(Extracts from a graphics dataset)
******

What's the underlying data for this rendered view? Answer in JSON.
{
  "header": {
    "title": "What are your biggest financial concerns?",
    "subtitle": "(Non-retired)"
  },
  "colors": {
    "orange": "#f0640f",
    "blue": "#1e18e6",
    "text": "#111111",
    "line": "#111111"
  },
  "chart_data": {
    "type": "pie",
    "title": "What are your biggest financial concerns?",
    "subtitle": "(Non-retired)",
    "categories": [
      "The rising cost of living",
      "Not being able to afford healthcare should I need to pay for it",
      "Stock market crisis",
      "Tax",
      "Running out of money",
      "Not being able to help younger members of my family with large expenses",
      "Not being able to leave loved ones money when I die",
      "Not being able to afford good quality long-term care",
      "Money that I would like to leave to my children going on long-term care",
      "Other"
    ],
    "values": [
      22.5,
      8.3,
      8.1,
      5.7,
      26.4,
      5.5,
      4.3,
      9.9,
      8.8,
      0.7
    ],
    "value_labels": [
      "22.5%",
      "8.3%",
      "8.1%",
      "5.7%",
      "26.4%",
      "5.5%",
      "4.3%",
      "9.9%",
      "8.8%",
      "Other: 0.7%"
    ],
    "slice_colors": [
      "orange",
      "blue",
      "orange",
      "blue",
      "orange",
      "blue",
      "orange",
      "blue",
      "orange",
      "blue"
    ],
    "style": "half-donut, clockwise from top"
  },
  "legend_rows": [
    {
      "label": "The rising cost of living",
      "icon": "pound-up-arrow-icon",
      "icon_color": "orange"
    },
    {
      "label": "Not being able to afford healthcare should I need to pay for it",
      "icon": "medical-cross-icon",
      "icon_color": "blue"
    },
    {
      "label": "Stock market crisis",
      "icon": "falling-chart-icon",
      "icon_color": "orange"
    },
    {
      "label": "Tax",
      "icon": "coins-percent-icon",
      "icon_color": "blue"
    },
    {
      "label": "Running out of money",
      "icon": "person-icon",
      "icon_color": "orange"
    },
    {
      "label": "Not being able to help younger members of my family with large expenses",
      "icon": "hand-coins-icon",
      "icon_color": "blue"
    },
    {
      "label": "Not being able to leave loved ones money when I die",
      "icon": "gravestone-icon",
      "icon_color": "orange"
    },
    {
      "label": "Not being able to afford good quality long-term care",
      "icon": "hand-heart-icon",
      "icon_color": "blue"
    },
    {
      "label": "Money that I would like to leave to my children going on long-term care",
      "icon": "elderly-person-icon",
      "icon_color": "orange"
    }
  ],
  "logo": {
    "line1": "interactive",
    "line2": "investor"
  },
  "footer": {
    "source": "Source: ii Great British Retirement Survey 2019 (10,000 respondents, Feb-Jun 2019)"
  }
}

******

● THE REQUEST
Copy the data above in full, character for character.

● WRITTEN RESPONSE
What's the underlying data for this rendered view? Answer in JSON.
{
  "header": {
    "title": "What are your biggest financial concerns?",
    "subtitle": "(Non-retired)"
  },
  "colors": {
    "orange": "#f0640f",
    "blue": "#1e18e6",
    "text": "#111111",
    "line": "#111111"
  },
  "chart_data": {
    "type": "pie",
    "title": "What are your biggest financial concerns?",
    "subtitle": "(Non-retired)",
    "categories": [
      "The rising cost of living",
      "Not being able to afford healthcare should I need to pay for it",
      "Stock market crisis",
      "Tax",
      "Running out of money",
      "Not being able to help younger members of my family with large expenses",
      "Not being able to leave loved ones money when I die",
      "Not being able to afford good quality long-term care",
      "Money that I would like to leave to my children going on long-term care",
      "Other"
    ],
    "values": [
      22.5,
      8.3,
      8.1,
      5.7,
      26.4,
      5.5,
      4.3,
      9.9,
      8.8,
      0.7
    ],
    "value_labels": [
      "22.5%",
      "8.3%",
      "8.1%",
      "5.7%",
      "26.4%",
      "5.5%",
      "4.3%",
      "9.9%",
      "8.8%",
      "Other: 0.7%"
    ],
    "slice_colors": [
      "orange",
      "blue",
      "orange",
      "blue",
      "orange",
      "blue",
      "orange",
      "blue",
      "orange",
      "blue"
    ],
    "style": "half-donut, clockwise from top"
  },
  "legend_rows": [
    {
      "label": "The rising cost of living",
      "icon": "pound-up-arrow-icon",
      "icon_color": "orange"
    },
    {
      "label": "Not being able to afford healthcare should I need to pay for it",
      "icon": "medical-cross-icon",
      "icon_color": "blue"
    },
    {
      "label": "Stock market crisis",
      "icon": "falling-chart-icon",
      "icon_color": "orange"
    },
    {
      "label": "Tax",
      "icon": "coins-percent-icon",
      "icon_color": "blue"
    },
    {
      "label": "Running out of money",
      "icon": "person-icon",
      "icon_color": "orange"
    },
    {
      "label": "Not being able to help younger members of my family with large expenses",
      "icon": "hand-coins-icon",
      "icon_color": "blue"
    },
    {
      "label": "Not being able to leave loved ones money when I die",
      "icon": "gravestone-icon",
      "icon_color": "orange"
    },
    {
      "label": "Not being able to afford good quality long-term care",
      "icon": "hand-heart-icon",
      "icon_color": "blue"
    },
    {
      "label": "Money that I would like to leave to my children going on long-term care",
      "icon": "elderly-person-icon",
      "icon_color": "orange"
    }
  ],
  "logo": {
    "line1": "interactive",
    "line2": "investor"
  },
  "footer": {
    "source": "Source: ii Great British Retirement Survey 2019 (10,000 respondents, Feb-Jun 2019)"
  }
}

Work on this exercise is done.